**EXERCISE TASK**
Output all the entries word for word. Omit the pictures.

----- EXERCISE DATA -----

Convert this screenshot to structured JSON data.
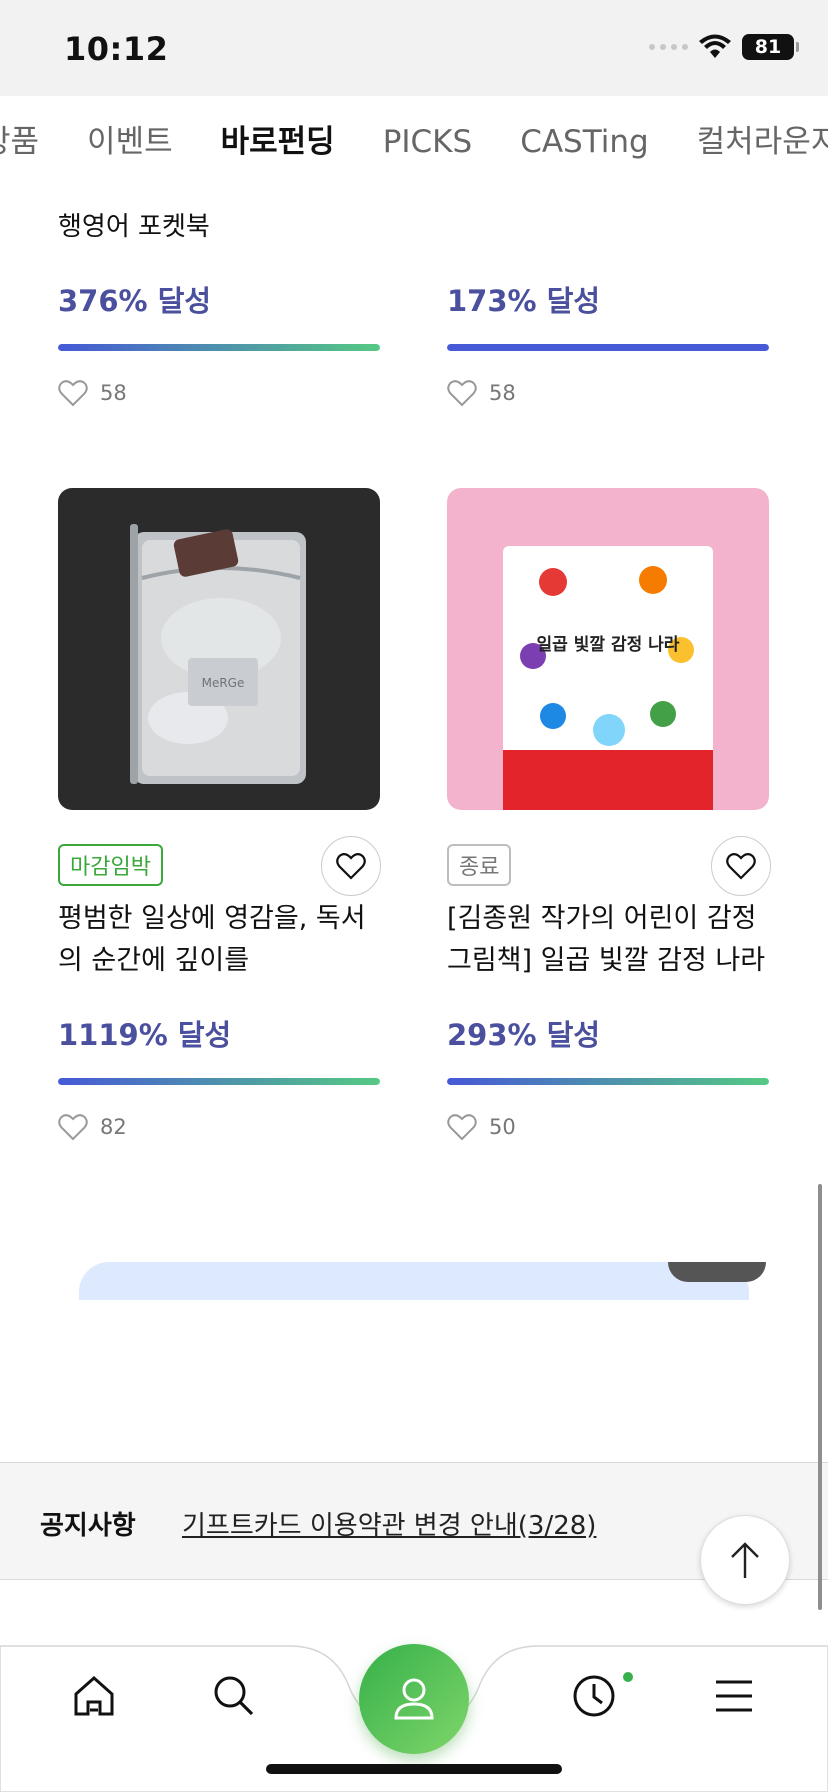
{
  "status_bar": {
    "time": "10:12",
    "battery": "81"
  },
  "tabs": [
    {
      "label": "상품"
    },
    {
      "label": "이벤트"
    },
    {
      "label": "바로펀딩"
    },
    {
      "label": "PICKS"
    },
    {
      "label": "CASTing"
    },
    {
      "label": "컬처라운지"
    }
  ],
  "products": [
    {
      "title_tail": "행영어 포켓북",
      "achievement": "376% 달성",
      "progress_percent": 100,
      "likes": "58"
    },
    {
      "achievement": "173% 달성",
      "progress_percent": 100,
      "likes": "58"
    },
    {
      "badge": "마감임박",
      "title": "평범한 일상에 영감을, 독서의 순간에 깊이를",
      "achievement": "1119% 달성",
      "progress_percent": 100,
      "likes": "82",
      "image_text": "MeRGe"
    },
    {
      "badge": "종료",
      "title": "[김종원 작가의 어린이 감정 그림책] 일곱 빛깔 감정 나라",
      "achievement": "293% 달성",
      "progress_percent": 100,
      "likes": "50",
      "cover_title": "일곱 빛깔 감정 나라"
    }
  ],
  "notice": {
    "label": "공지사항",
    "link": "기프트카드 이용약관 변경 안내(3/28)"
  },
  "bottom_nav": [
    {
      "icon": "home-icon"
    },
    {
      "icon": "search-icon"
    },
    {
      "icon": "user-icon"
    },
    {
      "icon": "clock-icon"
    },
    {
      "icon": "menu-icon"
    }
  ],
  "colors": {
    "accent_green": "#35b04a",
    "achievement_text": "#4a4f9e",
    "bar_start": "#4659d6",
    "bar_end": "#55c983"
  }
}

-----

**ANSWER TO THE EXERCISE**
Convert this screenshot to structured JSON data.
{
  "status_bar": {
    "time": "10:12",
    "battery": "81"
  },
  "tabs": [
    {
      "label": "상품"
    },
    {
      "label": "이벤트"
    },
    {
      "label": "바로펀딩"
    },
    {
      "label": "PICKS"
    },
    {
      "label": "CASTing"
    },
    {
      "label": "컬처라운지"
    }
  ],
  "products": [
    {
      "title_tail": "행영어 포켓북",
      "achievement": "376% 달성",
      "progress_percent": 100,
      "likes": "58"
    },
    {
      "achievement": "173% 달성",
      "progress_percent": 100,
      "likes": "58"
    },
    {
      "badge": "마감임박",
      "title": "평범한 일상에 영감을, 독서의 순간에 깊이를",
      "achievement": "1119% 달성",
      "progress_percent": 100,
      "likes": "82",
      "image_text": "MeRGe"
    },
    {
      "badge": "종료",
      "title": "[김종원 작가의 어린이 감정 그림책] 일곱 빛깔 감정 나라",
      "achievement": "293% 달성",
      "progress_percent": 100,
      "likes": "50",
      "cover_title": "일곱 빛깔 감정 나라"
    }
  ],
  "notice": {
    "label": "공지사항",
    "link": "기프트카드 이용약관 변경 안내(3/28)"
  },
  "bottom_nav": [
    {
      "icon": "home-icon"
    },
    {
      "icon": "search-icon"
    },
    {
      "icon": "user-icon"
    },
    {
      "icon": "clock-icon"
    },
    {
      "icon": "menu-icon"
    }
  ],
  "colors": {
    "accent_green": "#35b04a",
    "achievement_text": "#4a4f9e",
    "bar_start": "#4659d6",
    "bar_end": "#55c983"
  }
}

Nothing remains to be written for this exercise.